§ Records supplied
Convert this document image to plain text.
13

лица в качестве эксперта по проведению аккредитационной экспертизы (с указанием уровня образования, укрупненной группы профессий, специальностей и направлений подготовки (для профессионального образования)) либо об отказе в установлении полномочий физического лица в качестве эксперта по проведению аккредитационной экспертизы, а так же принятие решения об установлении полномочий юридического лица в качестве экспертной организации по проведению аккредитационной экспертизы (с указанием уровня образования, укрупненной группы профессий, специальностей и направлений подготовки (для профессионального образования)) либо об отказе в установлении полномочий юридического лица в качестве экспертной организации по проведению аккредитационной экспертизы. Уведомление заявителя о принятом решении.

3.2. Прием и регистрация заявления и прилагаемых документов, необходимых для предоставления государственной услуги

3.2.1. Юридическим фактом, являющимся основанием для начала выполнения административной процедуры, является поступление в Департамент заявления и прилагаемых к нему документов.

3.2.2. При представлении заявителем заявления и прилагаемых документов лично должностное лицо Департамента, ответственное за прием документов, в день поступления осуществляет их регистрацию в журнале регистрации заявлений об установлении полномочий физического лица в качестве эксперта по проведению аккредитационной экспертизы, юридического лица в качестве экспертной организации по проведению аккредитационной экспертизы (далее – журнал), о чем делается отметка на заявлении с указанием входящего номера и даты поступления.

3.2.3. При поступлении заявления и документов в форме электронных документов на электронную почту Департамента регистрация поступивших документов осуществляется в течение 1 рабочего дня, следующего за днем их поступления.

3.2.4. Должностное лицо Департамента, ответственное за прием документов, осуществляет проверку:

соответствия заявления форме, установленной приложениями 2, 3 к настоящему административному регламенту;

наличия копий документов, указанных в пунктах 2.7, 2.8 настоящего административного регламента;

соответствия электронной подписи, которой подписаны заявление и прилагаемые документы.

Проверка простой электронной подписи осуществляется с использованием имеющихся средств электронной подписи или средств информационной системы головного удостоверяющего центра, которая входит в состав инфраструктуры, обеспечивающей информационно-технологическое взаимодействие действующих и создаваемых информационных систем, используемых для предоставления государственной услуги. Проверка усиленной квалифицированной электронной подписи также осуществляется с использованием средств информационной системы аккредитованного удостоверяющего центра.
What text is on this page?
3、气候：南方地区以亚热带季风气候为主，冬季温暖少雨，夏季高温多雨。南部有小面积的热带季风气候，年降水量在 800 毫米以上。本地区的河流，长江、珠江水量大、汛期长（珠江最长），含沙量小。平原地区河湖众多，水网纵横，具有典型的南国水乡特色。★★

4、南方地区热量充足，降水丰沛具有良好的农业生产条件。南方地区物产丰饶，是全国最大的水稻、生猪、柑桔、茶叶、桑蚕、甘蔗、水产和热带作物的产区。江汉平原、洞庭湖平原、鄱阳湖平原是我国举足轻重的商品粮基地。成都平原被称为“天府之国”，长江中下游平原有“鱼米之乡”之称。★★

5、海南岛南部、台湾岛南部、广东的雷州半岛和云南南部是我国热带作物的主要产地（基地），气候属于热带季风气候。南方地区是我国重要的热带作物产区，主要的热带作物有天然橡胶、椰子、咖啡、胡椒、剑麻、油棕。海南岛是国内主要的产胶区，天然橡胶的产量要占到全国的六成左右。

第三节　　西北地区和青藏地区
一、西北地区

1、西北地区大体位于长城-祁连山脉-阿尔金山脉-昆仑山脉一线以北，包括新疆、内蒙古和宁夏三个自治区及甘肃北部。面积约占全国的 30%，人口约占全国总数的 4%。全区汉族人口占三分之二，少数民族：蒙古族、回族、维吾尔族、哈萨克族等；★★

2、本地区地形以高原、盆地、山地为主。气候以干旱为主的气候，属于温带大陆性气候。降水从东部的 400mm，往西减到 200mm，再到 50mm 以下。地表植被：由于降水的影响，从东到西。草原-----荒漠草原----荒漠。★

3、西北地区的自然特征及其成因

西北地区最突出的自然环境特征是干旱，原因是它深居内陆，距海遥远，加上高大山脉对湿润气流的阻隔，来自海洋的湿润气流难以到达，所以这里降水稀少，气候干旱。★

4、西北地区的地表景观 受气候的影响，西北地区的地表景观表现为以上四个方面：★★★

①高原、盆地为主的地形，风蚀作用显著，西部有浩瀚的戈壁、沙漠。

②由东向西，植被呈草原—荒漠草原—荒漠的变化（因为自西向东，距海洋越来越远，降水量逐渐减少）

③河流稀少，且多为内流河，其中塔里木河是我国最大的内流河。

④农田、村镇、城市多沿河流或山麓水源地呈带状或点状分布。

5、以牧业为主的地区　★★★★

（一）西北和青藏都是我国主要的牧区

§ Description of the task
Each entry above needs to be retyped exactly.

§ Answer to the task
Convert this document image to plain text.
13

лица в качестве эксперта по проведению аккредитационной экспертизы (с указанием уровня образования, укрупненной группы профессий, специальностей и направлений подготовки (для профессионального образования)) либо об отказе в установлении полномочий физического лица в качестве эксперта по проведению аккредитационной экспертизы, а так же принятие решения об установлении полномочий юридического лица в качестве экспертной организации по проведению аккредитационной экспертизы (с указанием уровня образования, укрупненной группы профессий, специальностей и направлений подготовки (для профессионального образования)) либо об отказе в установлении полномочий юридического лица в качестве экспертной организации по проведению аккредитационной экспертизы. Уведомление заявителя о принятом решении.

3.2. Прием и регистрация заявления и прилагаемых документов, необходимых для предоставления государственной услуги

3.2.1. Юридическим фактом, являющимся основанием для начала выполнения административной процедуры, является поступление в Департамент заявления и прилагаемых к нему документов.

3.2.2. При представлении заявителем заявления и прилагаемых документов лично должностное лицо Департамента, ответственное за прием документов, в день поступления осуществляет их регистрацию в журнале регистрации заявлений об установлении полномочий физического лица в качестве эксперта по проведению аккредитационной экспертизы, юридического лица в качестве экспертной организации по проведению аккредитационной экспертизы (далее – журнал), о чем делается отметка на заявлении с указанием входящего номера и даты поступления.

3.2.3. При поступлении заявления и документов в форме электронных документов на электронную почту Департамента регистрация поступивших документов осуществляется в течение 1 рабочего дня, следующего за днем их поступления.

3.2.4. Должностное лицо Департамента, ответственное за прием документов, осуществляет проверку:

соответствия заявления форме, установленной приложениями 2, 3 к настоящему административному регламенту;

наличия копий документов, указанных в пунктах 2.7, 2.8 настоящего административного регламента;

соответствия электронной подписи, которой подписаны заявление и прилагаемые документы.

Проверка простой электронной подписи осуществляется с использованием имеющихся средств электронной подписи или средств информационной системы головного удостоверяющего центра, которая входит в состав инфраструктуры, обеспечивающей информационно-технологическое взаимодействие действующих и создаваемых информационных систем, используемых для предоставления государственной услуги. Проверка усиленной квалифицированной электронной подписи также осуществляется с использованием средств информационной системы аккредитованного удостоверяющего центра.
What text is on this page?
3、气候：南方地区以亚热带季风气候为主，冬季温暖少雨，夏季高温多雨。南部有小面积的热带季风气候，年降水量在 800 毫米以上。本地区的河流，长江、珠江水量大、汛期长（珠江最长），含沙量小。平原地区河湖众多，水网纵横，具有典型的南国水乡特色。★★

4、南方地区热量充足，降水丰沛具有良好的农业生产条件。南方地区物产丰饶，是全国最大的水稻、生猪、柑桔、茶叶、桑蚕、甘蔗、水产和热带作物的产区。江汉平原、洞庭湖平原、鄱阳湖平原是我国举足轻重的商品粮基地。成都平原被称为“天府之国”，长江中下游平原有“鱼米之乡”之称。★★

5、海南岛南部、台湾岛南部、广东的雷州半岛和云南南部是我国热带作物的主要产地（基地），气候属于热带季风气候。南方地区是我国重要的热带作物产区，主要的热带作物有天然橡胶、椰子、咖啡、胡椒、剑麻、油棕。海南岛是国内主要的产胶区，天然橡胶的产量要占到全国的六成左右。

第三节　　西北地区和青藏地区
一、西北地区

1、西北地区大体位于长城-祁连山脉-阿尔金山脉-昆仑山脉一线以北，包括新疆、内蒙古和宁夏三个自治区及甘肃北部。面积约占全国的 30%，人口约占全国总数的 4%。全区汉族人口占三分之二，少数民族：蒙古族、回族、维吾尔族、哈萨克族等；★★

2、本地区地形以高原、盆地、山地为主。气候以干旱为主的气候，属于温带大陆性气候。降水从东部的 400mm，往西减到 200mm，再到 50mm 以下。地表植被：由于降水的影响，从东到西。草原-----荒漠草原----荒漠。★

3、西北地区的自然特征及其成因

西北地区最突出的自然环境特征是干旱，原因是它深居内陆，距海遥远，加上高大山脉对湿润气流的阻隔，来自海洋的湿润气流难以到达，所以这里降水稀少，气候干旱。★

4、西北地区的地表景观 受气候的影响，西北地区的地表景观表现为以上四个方面：★★★

①高原、盆地为主的地形，风蚀作用显著，西部有浩瀚的戈壁、沙漠。

②由东向西，植被呈草原—荒漠草原—荒漠的变化（因为自西向东，距海洋越来越远，降水量逐渐减少）

③河流稀少，且多为内流河，其中塔里木河是我国最大的内流河。

④农田、村镇、城市多沿河流或山麓水源地呈带状或点状分布。

5、以牧业为主的地区　★★★★

（一）西北和青藏都是我国主要的牧区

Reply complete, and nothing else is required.